§ **Raw records**:
===============

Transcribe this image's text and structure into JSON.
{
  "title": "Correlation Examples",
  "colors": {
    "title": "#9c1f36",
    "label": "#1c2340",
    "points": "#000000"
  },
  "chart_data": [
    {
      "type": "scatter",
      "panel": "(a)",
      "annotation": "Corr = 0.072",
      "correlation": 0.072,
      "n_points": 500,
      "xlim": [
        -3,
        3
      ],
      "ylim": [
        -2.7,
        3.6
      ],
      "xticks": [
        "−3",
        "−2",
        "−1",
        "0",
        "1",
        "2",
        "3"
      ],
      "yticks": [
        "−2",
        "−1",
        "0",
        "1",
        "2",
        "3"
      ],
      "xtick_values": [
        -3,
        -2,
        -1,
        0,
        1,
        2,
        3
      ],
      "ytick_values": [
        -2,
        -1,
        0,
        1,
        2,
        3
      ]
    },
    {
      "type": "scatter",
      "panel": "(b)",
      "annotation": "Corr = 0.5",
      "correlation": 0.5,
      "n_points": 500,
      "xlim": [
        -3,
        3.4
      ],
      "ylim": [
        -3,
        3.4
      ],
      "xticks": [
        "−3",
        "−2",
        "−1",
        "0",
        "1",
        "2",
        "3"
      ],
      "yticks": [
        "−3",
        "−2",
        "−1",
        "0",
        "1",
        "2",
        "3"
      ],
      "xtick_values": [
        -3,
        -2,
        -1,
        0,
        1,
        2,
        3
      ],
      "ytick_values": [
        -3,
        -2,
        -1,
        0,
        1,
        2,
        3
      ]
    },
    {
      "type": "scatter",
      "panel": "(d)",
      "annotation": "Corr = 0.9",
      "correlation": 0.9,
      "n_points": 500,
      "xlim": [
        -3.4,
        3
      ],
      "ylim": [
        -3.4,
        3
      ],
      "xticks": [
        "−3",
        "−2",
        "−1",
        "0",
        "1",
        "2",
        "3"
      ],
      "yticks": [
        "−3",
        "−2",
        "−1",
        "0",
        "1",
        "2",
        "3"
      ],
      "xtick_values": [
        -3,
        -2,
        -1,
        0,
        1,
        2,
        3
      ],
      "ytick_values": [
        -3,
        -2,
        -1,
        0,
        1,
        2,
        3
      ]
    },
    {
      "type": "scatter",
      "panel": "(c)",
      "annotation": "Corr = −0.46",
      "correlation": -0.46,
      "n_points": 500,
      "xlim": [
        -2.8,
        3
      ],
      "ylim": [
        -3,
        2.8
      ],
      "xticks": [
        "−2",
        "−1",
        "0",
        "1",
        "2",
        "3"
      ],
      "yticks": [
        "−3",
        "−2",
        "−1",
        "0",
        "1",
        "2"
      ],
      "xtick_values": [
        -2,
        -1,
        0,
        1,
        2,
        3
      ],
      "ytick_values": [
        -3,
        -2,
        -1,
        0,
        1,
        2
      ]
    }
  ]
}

===============

§ **Exercise description**:
Please restate the data word for word, every record included.

§ **Task output**:
Transcribe this image's text and structure into JSON.
{
  "title": "Correlation Examples",
  "colors": {
    "title": "#9c1f36",
    "label": "#1c2340",
    "points": "#000000"
  },
  "chart_data": [
    {
      "type": "scatter",
      "panel": "(a)",
      "annotation": "Corr = 0.072",
      "correlation": 0.072,
      "n_points": 500,
      "xlim": [
        -3,
        3
      ],
      "ylim": [
        -2.7,
        3.6
      ],
      "xticks": [
        "−3",
        "−2",
        "−1",
        "0",
        "1",
        "2",
        "3"
      ],
      "yticks": [
        "−2",
        "−1",
        "0",
        "1",
        "2",
        "3"
      ],
      "xtick_values": [
        -3,
        -2,
        -1,
        0,
        1,
        2,
        3
      ],
      "ytick_values": [
        -2,
        -1,
        0,
        1,
        2,
        3
      ]
    },
    {
      "type": "scatter",
      "panel": "(b)",
      "annotation": "Corr = 0.5",
      "correlation": 0.5,
      "n_points": 500,
      "xlim": [
        -3,
        3.4
      ],
      "ylim": [
        -3,
        3.4
      ],
      "xticks": [
        "−3",
        "−2",
        "−1",
        "0",
        "1",
        "2",
        "3"
      ],
      "yticks": [
        "−3",
        "−2",
        "−1",
        "0",
        "1",
        "2",
        "3"
      ],
      "xtick_values": [
        -3,
        -2,
        -1,
        0,
        1,
        2,
        3
      ],
      "ytick_values": [
        -3,
        -2,
        -1,
        0,
        1,
        2,
        3
      ]
    },
    {
      "type": "scatter",
      "panel": "(d)",
      "annotation": "Corr = 0.9",
      "correlation": 0.9,
      "n_points": 500,
      "xlim": [
        -3.4,
        3
      ],
      "ylim": [
        -3.4,
        3
      ],
      "xticks": [
        "−3",
        "−2",
        "−1",
        "0",
        "1",
        "2",
        "3"
      ],
      "yticks": [
        "−3",
        "−2",
        "−1",
        "0",
        "1",
        "2",
        "3"
      ],
      "xtick_values": [
        -3,
        -2,
        -1,
        0,
        1,
        2,
        3
      ],
      "ytick_values": [
        -3,
        -2,
        -1,
        0,
        1,
        2,
        3
      ]
    },
    {
      "type": "scatter",
      "panel": "(c)",
      "annotation": "Corr = −0.46",
      "correlation": -0.46,
      "n_points": 500,
      "xlim": [
        -2.8,
        3
      ],
      "ylim": [
        -3,
        2.8
      ],
      "xticks": [
        "−2",
        "−1",
        "0",
        "1",
        "2",
        "3"
      ],
      "yticks": [
        "−3",
        "−2",
        "−1",
        "0",
        "1",
        "2"
      ],
      "xtick_values": [
        -2,
        -1,
        0,
        1,
        2,
        3
      ],
      "ytick_values": [
        -3,
        -2,
        -1,
        0,
        1,
        2
      ]
    }
  ]
}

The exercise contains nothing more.